■ **Problem to work on**:
Lines that hold the word "cantidad" should be located and copied.

■ **Stored data**:
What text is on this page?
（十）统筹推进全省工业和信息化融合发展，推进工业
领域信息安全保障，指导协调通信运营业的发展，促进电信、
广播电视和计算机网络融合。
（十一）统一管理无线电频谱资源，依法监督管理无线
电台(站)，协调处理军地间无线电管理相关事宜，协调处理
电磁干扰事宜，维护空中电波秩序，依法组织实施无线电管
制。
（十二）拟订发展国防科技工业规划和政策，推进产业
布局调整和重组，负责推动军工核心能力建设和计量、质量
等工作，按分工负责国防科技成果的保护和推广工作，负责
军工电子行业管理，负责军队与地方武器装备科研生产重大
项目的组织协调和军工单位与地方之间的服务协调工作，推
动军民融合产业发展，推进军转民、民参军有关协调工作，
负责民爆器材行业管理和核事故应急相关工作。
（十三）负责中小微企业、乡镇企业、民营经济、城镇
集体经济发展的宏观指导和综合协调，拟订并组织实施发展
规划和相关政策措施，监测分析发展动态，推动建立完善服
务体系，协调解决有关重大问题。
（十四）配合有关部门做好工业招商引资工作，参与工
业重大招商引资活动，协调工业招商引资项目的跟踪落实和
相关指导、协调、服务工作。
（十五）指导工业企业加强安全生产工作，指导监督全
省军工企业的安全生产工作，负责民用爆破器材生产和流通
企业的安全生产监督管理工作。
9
---
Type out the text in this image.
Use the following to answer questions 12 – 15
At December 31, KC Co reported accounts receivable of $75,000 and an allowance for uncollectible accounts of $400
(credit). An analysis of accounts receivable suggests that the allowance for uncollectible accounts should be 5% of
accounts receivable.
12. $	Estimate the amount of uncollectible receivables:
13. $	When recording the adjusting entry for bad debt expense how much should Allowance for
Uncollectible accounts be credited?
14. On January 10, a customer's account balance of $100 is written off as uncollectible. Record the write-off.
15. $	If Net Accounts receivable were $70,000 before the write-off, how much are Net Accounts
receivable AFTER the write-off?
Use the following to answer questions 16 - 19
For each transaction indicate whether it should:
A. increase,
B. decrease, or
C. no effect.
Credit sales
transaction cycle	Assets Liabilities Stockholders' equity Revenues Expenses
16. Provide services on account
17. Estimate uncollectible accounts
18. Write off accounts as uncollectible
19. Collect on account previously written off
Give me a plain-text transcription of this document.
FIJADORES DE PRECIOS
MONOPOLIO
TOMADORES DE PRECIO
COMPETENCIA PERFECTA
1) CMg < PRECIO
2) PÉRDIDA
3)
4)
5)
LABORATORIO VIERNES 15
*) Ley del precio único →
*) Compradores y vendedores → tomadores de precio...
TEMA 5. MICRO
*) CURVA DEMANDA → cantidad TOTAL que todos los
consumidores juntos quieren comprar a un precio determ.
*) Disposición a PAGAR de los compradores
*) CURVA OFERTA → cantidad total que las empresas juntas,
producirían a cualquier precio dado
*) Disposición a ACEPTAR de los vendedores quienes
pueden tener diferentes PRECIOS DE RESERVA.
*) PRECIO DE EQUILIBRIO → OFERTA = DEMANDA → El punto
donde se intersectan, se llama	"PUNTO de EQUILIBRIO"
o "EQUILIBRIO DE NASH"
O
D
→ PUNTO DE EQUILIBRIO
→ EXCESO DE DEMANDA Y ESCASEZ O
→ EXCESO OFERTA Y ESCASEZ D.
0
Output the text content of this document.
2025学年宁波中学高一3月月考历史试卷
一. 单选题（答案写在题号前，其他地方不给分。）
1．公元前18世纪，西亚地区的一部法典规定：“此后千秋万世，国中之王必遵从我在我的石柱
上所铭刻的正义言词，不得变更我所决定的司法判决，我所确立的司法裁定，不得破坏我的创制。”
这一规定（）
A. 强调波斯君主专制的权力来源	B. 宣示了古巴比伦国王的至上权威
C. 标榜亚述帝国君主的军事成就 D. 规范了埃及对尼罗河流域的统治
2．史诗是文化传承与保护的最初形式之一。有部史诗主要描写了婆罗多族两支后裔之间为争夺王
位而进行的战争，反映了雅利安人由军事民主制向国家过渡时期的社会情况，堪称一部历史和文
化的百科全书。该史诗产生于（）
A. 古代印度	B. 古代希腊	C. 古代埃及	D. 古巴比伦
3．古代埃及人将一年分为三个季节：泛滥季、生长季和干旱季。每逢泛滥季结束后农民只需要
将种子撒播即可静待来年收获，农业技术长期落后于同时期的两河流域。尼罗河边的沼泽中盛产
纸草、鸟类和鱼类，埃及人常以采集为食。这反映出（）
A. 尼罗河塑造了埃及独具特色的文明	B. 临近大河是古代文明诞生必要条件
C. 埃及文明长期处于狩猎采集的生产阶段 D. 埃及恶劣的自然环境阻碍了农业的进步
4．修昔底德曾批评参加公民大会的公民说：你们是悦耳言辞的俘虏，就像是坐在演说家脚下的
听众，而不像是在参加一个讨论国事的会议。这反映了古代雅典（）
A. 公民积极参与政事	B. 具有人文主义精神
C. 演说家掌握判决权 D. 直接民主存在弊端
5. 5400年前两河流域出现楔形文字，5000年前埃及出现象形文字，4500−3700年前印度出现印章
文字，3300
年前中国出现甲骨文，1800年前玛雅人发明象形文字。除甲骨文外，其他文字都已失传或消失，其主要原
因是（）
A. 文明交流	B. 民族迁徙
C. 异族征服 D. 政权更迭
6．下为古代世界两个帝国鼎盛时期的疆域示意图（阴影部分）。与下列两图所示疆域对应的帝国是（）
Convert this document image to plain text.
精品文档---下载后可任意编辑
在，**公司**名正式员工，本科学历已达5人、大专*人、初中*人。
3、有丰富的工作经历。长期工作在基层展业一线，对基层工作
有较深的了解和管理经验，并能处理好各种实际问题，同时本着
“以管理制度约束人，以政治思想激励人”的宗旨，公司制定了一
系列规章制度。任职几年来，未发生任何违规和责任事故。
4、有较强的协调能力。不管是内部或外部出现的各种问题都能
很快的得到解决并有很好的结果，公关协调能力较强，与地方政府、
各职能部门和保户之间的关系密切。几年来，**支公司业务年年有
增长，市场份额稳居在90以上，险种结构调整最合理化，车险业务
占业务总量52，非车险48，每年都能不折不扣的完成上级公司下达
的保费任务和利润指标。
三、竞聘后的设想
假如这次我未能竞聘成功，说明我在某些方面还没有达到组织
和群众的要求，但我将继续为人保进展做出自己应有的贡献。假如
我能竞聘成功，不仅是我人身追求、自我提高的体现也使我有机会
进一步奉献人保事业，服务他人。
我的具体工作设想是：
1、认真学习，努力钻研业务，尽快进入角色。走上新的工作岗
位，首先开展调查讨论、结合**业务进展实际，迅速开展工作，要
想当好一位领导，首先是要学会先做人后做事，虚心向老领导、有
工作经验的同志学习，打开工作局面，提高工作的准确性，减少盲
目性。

■ **Full output**:
*) CURVA DEMANDA → cantidad TOTAL que todos los
*) CURVA OFERTA → cantidad total que las empresas juntas,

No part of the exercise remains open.